• **Dataset listings of figures**
=-=-=
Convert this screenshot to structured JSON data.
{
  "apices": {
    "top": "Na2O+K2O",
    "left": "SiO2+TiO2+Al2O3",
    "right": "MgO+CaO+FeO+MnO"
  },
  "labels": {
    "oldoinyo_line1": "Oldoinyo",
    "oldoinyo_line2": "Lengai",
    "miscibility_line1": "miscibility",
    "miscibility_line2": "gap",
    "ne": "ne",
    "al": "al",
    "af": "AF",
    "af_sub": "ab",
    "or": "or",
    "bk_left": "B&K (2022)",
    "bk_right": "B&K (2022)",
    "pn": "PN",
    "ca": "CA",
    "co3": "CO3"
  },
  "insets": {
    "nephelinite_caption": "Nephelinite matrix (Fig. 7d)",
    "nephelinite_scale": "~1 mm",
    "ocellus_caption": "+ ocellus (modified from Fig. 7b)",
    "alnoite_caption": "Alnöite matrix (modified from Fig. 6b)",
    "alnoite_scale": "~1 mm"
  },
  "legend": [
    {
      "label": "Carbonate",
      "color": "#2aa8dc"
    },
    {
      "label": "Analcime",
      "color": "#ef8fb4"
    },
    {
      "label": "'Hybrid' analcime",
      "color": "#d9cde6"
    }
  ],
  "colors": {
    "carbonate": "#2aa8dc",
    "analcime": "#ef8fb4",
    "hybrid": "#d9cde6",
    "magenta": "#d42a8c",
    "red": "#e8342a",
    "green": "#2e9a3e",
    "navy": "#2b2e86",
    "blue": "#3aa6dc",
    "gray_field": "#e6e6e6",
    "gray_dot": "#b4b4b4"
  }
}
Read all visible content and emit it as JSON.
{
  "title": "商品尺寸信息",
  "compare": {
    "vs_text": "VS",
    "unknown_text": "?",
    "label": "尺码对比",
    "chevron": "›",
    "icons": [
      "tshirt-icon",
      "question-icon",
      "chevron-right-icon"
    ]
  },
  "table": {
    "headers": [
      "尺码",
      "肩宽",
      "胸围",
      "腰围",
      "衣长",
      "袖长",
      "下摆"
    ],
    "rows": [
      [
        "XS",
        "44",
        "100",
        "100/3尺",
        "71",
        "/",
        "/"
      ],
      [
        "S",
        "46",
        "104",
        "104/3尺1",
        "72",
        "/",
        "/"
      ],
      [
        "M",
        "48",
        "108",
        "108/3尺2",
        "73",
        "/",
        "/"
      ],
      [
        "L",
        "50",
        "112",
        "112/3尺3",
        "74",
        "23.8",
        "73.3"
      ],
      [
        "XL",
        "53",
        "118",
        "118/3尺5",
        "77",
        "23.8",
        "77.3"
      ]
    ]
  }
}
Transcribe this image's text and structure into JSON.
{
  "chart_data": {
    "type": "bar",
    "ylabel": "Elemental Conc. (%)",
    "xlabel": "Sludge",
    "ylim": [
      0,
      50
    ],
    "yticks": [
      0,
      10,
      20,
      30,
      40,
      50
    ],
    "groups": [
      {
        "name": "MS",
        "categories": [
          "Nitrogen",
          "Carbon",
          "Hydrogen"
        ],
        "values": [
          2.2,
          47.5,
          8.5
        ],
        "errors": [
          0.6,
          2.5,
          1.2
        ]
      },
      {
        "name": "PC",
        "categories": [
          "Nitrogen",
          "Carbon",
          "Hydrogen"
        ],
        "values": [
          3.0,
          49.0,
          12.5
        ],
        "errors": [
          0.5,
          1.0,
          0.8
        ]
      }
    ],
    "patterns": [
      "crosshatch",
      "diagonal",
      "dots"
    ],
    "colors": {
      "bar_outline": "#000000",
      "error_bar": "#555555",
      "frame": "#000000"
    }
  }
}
=-=-=
• **Stated task**
Output the lines from the line containing "Transcribe this image's" to the end, both included; add nothing.

• **Result of the exercise**
Transcribe this image's text and structure into JSON.
{
  "chart_data": {
    "type": "bar",
    "ylabel": "Elemental Conc. (%)",
    "xlabel": "Sludge",
    "ylim": [
      0,
      50
    ],
    "yticks": [
      0,
      10,
      20,
      30,
      40,
      50
    ],
    "groups": [
      {
        "name": "MS",
        "categories": [
          "Nitrogen",
          "Carbon",
          "Hydrogen"
        ],
        "values": [
          2.2,
          47.5,
          8.5
        ],
        "errors": [
          0.6,
          2.5,
          1.2
        ]
      },
      {
        "name": "PC",
        "categories": [
          "Nitrogen",
          "Carbon",
          "Hydrogen"
        ],
        "values": [
          3.0,
          49.0,
          12.5
        ],
        "errors": [
          0.5,
          1.0,
          0.8
        ]
      }
    ],
    "patterns": [
      "crosshatch",
      "diagonal",
      "dots"
    ],
    "colors": {
      "bar_outline": "#000000",
      "error_bar": "#555555",
      "frame": "#000000"
    }
  }
}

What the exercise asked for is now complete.